→ **Work to be completed**: Retype everything in the listing, leaving each line exactly as it is.
***** Record extracts *****
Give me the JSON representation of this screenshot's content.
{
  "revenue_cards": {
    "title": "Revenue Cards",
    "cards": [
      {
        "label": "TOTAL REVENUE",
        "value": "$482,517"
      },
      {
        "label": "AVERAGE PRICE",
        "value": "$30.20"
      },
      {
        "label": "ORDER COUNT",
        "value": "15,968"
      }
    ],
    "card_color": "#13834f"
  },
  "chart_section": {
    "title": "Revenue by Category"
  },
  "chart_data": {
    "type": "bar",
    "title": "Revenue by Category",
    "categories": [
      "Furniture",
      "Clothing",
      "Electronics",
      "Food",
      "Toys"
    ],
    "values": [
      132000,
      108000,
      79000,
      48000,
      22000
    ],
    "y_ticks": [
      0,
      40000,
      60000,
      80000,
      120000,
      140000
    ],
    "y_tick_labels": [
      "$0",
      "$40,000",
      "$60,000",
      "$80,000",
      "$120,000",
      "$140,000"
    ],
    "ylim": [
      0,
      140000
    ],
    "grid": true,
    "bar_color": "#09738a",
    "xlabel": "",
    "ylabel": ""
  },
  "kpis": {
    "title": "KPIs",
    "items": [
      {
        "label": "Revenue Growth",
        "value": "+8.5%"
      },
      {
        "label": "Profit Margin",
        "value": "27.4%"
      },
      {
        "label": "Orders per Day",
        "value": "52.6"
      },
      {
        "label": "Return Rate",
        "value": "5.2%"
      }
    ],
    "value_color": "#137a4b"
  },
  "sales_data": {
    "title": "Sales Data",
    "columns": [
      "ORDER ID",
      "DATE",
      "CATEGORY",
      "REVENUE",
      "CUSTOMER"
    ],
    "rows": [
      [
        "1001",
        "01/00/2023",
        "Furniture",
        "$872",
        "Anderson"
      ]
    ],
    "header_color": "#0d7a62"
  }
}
*****
→ **Solution below**:
Give me the JSON representation of this screenshot's content.
{
  "revenue_cards": {
    "title": "Revenue Cards",
    "cards": [
      {
        "label": "TOTAL REVENUE",
        "value": "$482,517"
      },
      {
        "label": "AVERAGE PRICE",
        "value": "$30.20"
      },
      {
        "label": "ORDER COUNT",
        "value": "15,968"
      }
    ],
    "card_color": "#13834f"
  },
  "chart_section": {
    "title": "Revenue by Category"
  },
  "chart_data": {
    "type": "bar",
    "title": "Revenue by Category",
    "categories": [
      "Furniture",
      "Clothing",
      "Electronics",
      "Food",
      "Toys"
    ],
    "values": [
      132000,
      108000,
      79000,
      48000,
      22000
    ],
    "y_ticks": [
      0,
      40000,
      60000,
      80000,
      120000,
      140000
    ],
    "y_tick_labels": [
      "$0",
      "$40,000",
      "$60,000",
      "$80,000",
      "$120,000",
      "$140,000"
    ],
    "ylim": [
      0,
      140000
    ],
    "grid": true,
    "bar_color": "#09738a",
    "xlabel": "",
    "ylabel": ""
  },
  "kpis": {
    "title": "KPIs",
    "items": [
      {
        "label": "Revenue Growth",
        "value": "+8.5%"
      },
      {
        "label": "Profit Margin",
        "value": "27.4%"
      },
      {
        "label": "Orders per Day",
        "value": "52.6"
      },
      {
        "label": "Return Rate",
        "value": "5.2%"
      }
    ],
    "value_color": "#137a4b"
  },
  "sales_data": {
    "title": "Sales Data",
    "columns": [
      "ORDER ID",
      "DATE",
      "CATEGORY",
      "REVENUE",
      "CUSTOMER"
    ],
    "rows": [
      [
        "1001",
        "01/00/2023",
        "Furniture",
        "$872",
        "Anderson"
      ]
    ],
    "header_color": "#0d7a62"
  }
}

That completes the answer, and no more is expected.